**Brief**: Which lines below hold the word "погибших"? Copy all of them.

=====

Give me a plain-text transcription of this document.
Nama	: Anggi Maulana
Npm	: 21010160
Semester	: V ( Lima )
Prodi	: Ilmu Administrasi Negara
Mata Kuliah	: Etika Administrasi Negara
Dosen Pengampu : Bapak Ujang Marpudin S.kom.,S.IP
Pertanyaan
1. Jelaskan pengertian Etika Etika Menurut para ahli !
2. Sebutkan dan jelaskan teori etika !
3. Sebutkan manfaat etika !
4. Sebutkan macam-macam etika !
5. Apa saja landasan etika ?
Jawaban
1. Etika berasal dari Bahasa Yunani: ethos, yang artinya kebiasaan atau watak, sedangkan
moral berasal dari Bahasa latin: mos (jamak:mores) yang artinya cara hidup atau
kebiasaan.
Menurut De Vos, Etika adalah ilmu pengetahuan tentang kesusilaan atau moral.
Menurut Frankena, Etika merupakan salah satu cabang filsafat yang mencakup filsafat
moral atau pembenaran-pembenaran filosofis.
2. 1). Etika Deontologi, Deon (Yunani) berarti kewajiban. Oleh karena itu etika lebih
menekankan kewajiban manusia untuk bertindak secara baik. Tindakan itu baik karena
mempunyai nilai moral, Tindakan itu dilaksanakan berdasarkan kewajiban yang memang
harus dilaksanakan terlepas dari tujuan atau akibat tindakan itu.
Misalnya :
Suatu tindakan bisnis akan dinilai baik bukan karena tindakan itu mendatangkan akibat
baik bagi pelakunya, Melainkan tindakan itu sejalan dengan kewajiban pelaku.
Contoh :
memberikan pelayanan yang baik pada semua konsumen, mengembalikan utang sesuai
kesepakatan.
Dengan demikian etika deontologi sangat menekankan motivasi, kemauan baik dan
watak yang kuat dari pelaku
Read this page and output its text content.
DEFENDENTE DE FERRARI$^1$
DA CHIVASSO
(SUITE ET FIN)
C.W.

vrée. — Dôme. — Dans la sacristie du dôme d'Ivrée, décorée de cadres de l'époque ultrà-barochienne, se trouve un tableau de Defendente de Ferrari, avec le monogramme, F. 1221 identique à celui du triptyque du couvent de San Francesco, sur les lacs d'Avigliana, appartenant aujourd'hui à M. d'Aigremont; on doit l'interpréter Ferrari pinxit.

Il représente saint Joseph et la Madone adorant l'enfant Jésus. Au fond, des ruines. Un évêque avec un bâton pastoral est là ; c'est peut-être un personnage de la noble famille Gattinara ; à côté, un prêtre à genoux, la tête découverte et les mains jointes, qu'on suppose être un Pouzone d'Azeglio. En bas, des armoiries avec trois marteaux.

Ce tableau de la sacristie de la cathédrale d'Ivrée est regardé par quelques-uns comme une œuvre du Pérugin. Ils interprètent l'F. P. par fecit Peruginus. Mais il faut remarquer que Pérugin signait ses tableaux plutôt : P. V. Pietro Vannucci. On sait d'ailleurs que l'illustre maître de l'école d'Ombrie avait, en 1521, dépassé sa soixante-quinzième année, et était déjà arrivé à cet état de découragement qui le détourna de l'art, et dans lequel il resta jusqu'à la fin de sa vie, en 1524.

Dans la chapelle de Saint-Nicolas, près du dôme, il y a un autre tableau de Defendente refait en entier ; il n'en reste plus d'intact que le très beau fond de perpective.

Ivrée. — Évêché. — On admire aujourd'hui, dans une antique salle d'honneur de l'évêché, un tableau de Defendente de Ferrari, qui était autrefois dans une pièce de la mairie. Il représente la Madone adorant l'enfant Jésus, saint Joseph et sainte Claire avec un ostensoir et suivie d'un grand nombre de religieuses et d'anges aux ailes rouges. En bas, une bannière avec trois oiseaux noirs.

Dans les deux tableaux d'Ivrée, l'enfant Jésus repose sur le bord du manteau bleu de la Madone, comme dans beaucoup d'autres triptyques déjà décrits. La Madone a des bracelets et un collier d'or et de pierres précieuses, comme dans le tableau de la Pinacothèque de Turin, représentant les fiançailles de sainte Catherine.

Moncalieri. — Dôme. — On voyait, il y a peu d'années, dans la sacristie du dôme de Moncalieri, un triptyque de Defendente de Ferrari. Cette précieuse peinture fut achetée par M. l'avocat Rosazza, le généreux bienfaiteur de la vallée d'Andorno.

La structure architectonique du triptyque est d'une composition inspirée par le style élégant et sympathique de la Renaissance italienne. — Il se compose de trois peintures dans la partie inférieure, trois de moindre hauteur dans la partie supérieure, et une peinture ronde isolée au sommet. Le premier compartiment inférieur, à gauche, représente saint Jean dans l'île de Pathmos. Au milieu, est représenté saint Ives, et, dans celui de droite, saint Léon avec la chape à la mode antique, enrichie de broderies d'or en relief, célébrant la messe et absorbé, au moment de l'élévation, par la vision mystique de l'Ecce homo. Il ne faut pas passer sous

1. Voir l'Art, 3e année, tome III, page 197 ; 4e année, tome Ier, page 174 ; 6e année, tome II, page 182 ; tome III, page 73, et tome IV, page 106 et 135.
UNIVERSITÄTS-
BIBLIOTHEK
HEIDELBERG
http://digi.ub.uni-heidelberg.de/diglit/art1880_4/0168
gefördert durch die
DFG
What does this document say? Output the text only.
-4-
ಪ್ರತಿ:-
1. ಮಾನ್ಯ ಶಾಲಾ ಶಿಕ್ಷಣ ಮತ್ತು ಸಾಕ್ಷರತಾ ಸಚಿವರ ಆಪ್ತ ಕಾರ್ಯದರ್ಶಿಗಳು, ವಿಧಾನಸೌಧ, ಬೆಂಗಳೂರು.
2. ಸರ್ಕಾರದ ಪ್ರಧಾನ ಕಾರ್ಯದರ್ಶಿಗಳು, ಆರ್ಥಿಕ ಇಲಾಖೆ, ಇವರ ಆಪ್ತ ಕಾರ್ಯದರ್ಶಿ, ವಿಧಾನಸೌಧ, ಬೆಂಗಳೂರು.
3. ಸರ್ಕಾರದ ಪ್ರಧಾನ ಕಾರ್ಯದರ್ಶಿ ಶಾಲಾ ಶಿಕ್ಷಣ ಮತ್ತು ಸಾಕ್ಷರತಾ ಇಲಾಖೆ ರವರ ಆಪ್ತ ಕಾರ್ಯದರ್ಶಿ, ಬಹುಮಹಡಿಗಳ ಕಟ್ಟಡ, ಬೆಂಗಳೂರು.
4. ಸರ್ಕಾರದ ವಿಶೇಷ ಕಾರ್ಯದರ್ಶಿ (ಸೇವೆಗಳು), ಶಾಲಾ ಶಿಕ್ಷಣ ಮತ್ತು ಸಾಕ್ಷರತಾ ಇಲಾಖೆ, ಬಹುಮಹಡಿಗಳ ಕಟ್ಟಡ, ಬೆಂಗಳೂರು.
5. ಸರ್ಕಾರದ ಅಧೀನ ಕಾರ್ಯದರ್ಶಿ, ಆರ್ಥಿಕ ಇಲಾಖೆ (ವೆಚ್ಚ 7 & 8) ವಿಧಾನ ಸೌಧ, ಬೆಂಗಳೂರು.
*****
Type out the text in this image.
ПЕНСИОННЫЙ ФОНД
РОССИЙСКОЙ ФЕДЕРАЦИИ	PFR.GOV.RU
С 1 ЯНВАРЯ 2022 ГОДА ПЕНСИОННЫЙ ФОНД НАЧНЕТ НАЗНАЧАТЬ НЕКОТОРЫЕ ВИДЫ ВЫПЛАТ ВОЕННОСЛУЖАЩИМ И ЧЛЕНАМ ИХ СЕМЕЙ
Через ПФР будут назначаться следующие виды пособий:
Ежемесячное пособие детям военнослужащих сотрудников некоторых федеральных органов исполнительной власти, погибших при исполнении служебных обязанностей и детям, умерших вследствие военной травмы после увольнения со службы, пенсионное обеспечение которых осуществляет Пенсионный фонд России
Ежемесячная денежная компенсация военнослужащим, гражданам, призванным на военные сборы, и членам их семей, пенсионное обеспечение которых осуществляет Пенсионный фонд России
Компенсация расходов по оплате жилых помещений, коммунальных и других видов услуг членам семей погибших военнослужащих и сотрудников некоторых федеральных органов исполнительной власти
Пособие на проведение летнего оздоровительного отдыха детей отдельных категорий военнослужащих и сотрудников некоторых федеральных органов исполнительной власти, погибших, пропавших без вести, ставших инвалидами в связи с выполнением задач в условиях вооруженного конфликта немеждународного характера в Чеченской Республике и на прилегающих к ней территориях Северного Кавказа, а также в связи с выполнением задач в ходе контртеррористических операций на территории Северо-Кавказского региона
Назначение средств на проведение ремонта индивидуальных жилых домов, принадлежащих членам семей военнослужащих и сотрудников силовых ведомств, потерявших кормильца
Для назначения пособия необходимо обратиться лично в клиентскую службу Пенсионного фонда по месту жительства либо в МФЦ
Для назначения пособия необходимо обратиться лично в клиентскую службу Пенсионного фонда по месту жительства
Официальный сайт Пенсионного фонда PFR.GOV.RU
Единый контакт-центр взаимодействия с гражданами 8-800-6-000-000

=====

**Complete response**:
Ежемесячное пособие детям военнослужащих сотрудников некоторых федеральных органов исполнительной власти, погибших при исполнении служебных обязанностей и детям, умерших вследствие военной травмы после увольнения со службы, пенсионное обеспечение которых осуществляет Пенсионный фонд России
Компенсация расходов по оплате жилых помещений, коммунальных и других видов услуг членам семей погибших военнослужащих и сотрудников некоторых федеральных органов исполнительной власти
Пособие на проведение летнего оздоровительного отдыха детей отдельных категорий военнослужащих и сотрудников некоторых федеральных органов исполнительной власти, погибших, пропавших без вести, ставших инвалидами в связи с выполнением задач в условиях вооруженного конфликта немеждународного характера в Чеченской Республике и на прилегающих к ней территориях Северного Кавказа, а также в связи с выполнением задач в ходе контртеррористических операций на территории Северо-Кавказского региона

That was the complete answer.